WHAT IS REQUIRED –
Return the records unchanged, starting at the first line and ending at the line that contains "pillar-labels: རི་ཡི་མཆོག 山之极", with that line included.

DATA PROVIDED –
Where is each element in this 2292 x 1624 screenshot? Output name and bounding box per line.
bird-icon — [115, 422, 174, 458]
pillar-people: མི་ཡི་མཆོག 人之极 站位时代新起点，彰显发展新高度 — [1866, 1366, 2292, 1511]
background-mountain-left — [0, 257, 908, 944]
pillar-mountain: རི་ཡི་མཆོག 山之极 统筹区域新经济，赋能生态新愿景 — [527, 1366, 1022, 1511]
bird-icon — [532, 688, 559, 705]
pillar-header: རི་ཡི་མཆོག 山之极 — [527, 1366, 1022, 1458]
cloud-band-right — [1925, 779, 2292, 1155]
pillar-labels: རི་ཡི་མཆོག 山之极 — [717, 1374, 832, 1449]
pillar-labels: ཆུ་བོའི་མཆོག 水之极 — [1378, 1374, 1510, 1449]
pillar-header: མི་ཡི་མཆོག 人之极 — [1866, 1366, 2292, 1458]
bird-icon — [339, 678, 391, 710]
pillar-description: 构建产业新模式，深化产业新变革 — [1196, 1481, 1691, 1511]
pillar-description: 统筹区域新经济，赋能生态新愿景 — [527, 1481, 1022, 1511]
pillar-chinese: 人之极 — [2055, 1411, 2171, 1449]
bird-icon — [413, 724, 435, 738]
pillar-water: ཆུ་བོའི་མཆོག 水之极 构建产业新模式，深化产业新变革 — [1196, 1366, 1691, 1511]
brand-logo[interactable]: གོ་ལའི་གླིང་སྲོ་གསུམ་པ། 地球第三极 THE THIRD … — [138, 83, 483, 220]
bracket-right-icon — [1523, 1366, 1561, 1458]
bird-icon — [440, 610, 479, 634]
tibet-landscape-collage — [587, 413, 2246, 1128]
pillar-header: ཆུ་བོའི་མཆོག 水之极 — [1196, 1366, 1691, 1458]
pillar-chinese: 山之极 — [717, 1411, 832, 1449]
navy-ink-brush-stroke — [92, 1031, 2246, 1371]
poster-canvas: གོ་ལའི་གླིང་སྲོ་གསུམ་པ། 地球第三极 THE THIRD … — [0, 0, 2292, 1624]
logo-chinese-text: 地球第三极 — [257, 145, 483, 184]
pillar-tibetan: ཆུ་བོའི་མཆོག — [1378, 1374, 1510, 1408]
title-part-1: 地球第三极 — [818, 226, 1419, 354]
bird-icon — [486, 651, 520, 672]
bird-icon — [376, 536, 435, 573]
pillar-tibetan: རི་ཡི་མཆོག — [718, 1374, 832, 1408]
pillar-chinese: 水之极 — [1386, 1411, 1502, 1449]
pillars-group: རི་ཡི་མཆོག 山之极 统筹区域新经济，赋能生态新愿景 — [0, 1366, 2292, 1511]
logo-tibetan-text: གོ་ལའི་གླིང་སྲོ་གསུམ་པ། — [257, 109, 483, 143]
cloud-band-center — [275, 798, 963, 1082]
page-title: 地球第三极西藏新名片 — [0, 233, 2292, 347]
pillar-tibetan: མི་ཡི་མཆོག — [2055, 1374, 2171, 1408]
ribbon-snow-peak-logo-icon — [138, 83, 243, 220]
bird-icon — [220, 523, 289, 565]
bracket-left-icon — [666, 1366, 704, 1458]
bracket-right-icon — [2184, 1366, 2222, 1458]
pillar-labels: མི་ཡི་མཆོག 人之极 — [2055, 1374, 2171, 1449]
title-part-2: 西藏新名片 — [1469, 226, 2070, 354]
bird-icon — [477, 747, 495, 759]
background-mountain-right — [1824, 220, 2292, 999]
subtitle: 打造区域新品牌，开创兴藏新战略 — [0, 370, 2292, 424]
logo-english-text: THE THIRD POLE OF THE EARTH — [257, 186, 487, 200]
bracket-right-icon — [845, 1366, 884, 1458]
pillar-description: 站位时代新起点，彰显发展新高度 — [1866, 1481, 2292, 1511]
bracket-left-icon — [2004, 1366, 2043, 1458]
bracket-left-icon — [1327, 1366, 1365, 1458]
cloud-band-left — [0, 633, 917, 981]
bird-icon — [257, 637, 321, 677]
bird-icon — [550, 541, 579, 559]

ANSWER TO THIS PROBLEM –
Where is each element in this 2292 x 1624 screenshot? Output name and bounding box per line.
bird-icon — [115, 422, 174, 458]
pillar-people: མི་ཡི་མཆོག 人之极 站位时代新起点，彰显发展新高度 — [1866, 1366, 2292, 1511]
background-mountain-left — [0, 257, 908, 944]
pillar-mountain: རི་ཡི་མཆོག 山之极 统筹区域新经济，赋能生态新愿景 — [527, 1366, 1022, 1511]
bird-icon — [532, 688, 559, 705]
pillar-header: རི་ཡི་མཆོག 山之极 — [527, 1366, 1022, 1458]
cloud-band-right — [1925, 779, 2292, 1155]
pillar-labels: རི་ཡི་མཆོག 山之极 — [717, 1374, 832, 1449]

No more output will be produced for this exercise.